(Instruction)
Pick out each line of the records in which the word "根据所学知识可知" appears.

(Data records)
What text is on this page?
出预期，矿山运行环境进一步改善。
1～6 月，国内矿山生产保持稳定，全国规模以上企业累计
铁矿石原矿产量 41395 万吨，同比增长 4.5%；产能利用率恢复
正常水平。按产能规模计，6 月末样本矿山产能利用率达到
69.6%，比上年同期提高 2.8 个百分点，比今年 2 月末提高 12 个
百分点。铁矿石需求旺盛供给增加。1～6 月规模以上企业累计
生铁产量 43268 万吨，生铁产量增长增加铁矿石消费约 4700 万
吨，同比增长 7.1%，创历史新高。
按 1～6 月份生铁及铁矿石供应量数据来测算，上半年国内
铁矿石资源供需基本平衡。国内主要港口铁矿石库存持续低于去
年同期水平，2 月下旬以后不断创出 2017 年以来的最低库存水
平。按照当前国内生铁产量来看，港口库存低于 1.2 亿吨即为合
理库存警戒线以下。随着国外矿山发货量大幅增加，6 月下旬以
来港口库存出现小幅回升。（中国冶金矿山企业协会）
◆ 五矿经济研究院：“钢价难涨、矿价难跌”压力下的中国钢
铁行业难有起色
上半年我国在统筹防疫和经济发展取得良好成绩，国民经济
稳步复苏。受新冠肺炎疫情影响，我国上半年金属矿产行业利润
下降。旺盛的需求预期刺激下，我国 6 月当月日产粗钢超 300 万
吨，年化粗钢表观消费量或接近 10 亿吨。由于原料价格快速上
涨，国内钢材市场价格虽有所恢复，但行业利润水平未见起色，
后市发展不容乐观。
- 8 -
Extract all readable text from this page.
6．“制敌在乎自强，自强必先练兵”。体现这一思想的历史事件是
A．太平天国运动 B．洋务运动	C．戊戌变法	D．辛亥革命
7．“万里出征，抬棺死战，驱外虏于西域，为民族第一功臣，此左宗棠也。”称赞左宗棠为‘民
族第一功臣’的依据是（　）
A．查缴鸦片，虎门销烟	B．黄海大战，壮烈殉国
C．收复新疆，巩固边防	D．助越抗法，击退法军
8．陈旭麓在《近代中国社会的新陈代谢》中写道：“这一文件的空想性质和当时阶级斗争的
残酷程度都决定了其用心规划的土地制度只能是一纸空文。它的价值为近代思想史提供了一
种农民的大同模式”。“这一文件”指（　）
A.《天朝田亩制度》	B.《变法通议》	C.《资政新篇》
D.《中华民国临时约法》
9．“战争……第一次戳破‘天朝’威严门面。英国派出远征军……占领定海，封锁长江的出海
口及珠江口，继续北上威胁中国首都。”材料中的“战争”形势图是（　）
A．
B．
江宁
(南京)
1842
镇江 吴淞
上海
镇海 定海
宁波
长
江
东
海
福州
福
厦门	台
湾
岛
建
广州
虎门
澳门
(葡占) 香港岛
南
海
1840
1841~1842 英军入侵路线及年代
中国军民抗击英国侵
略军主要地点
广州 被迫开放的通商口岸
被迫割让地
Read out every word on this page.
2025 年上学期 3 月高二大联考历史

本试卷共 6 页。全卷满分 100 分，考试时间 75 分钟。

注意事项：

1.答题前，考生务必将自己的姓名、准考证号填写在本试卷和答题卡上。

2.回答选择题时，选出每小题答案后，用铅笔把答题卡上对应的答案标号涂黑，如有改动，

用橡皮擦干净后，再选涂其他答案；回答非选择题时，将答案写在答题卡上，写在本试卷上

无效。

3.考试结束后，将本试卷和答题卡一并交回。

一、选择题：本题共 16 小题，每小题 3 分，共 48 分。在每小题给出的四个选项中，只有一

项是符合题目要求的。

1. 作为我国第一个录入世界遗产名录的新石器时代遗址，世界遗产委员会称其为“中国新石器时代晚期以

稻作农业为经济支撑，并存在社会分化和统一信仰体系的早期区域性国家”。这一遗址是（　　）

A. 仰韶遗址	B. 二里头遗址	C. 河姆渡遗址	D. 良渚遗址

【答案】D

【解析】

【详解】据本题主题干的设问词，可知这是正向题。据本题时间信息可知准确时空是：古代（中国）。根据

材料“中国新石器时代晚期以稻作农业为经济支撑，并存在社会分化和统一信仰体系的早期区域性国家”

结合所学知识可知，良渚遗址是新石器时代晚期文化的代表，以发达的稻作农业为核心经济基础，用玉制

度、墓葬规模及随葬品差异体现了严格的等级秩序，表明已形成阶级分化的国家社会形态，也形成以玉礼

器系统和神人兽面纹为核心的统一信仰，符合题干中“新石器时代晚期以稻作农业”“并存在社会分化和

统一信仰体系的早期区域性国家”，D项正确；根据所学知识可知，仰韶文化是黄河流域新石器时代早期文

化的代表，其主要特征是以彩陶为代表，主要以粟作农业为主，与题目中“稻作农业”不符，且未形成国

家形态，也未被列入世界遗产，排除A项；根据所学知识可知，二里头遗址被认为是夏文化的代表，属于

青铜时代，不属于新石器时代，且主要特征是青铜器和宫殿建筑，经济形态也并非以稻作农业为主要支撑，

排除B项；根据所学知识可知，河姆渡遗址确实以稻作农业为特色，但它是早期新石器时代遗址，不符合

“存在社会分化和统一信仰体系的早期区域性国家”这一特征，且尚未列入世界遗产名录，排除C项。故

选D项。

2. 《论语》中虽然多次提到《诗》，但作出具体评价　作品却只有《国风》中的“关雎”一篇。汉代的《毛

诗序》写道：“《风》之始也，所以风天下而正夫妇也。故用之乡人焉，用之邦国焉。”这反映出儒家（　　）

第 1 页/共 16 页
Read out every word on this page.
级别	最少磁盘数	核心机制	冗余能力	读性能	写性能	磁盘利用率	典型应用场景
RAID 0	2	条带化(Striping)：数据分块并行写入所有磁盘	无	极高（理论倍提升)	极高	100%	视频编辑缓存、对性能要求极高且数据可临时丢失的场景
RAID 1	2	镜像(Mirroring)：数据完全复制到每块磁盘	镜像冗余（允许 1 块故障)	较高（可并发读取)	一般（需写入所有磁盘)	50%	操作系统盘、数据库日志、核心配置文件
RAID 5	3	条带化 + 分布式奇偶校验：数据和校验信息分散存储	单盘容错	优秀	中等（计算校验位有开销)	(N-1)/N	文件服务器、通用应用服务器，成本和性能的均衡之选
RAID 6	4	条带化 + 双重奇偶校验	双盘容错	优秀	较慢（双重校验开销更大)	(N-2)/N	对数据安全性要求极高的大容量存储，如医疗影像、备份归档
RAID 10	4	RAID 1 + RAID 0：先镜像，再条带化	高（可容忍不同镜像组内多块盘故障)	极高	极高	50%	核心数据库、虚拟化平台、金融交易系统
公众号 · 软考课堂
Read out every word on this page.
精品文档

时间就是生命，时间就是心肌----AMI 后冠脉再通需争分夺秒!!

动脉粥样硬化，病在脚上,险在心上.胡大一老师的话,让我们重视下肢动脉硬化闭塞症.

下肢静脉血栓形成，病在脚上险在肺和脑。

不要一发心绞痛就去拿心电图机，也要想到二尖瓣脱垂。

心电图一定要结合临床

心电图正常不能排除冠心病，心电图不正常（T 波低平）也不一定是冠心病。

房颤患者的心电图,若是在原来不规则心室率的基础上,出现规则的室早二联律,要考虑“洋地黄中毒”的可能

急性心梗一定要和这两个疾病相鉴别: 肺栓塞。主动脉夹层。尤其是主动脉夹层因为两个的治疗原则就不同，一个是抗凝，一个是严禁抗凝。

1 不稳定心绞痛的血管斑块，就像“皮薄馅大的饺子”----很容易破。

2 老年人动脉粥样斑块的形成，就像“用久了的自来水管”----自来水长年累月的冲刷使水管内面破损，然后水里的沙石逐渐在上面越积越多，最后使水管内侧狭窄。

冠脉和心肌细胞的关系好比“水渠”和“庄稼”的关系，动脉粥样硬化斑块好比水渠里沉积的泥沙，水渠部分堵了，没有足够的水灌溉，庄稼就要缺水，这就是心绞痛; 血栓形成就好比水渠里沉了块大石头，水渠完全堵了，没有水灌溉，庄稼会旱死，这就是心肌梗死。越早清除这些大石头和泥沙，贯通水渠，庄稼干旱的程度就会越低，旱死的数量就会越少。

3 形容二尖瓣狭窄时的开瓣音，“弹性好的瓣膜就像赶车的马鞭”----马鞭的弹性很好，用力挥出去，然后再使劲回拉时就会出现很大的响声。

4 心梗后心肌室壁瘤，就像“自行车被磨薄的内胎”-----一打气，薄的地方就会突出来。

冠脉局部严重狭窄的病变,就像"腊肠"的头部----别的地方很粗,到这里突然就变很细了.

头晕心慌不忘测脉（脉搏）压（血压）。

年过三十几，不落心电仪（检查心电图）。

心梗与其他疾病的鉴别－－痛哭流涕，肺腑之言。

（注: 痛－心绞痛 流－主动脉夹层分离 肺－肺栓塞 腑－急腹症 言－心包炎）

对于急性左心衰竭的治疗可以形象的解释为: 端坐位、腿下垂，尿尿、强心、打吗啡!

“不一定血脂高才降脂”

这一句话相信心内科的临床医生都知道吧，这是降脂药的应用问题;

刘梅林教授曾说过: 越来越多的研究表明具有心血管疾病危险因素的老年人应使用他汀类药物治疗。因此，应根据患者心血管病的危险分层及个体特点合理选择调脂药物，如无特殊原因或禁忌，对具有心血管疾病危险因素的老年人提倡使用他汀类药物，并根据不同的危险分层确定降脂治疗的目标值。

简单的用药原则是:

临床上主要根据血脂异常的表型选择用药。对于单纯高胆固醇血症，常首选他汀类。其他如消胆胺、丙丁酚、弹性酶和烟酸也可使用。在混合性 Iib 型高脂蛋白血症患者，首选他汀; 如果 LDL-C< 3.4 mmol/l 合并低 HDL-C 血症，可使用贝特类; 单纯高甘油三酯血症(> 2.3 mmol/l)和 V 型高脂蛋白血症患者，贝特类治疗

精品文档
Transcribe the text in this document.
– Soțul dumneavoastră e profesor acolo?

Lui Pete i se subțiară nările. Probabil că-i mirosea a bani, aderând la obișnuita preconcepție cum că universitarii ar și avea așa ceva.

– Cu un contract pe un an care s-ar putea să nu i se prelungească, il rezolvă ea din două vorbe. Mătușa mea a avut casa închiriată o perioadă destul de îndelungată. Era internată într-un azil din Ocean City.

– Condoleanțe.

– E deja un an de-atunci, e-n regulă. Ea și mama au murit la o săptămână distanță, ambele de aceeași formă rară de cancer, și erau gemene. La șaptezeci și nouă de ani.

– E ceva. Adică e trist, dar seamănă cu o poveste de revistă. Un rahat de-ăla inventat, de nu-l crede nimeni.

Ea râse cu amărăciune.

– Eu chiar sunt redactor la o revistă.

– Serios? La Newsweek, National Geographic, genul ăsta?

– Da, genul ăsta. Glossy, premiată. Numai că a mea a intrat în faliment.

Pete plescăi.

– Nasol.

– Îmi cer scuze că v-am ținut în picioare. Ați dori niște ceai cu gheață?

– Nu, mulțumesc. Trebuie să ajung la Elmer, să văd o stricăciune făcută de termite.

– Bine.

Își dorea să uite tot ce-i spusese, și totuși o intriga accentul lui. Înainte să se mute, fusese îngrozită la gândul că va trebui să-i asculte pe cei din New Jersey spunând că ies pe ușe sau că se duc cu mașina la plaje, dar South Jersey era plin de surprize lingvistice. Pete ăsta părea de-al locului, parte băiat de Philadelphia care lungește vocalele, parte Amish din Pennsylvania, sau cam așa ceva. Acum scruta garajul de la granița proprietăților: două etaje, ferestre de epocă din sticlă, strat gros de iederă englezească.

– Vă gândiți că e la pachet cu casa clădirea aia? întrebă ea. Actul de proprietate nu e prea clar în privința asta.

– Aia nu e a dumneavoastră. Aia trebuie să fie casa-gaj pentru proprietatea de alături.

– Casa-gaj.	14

(Solved exercise)
统一信仰体系的早期区域性国家”，D项正确；根据所学知识可知，仰韶文化是黄河流域新石器时代早期文
家形态，也未被列入世界遗产，排除A项；根据所学知识可知，二里头遗址被认为是夏文化的代表，属于
排除B项；根据所学知识可知，河姆渡遗址确实以稻作农业为特色，但它是早期新石器时代遗址，不符合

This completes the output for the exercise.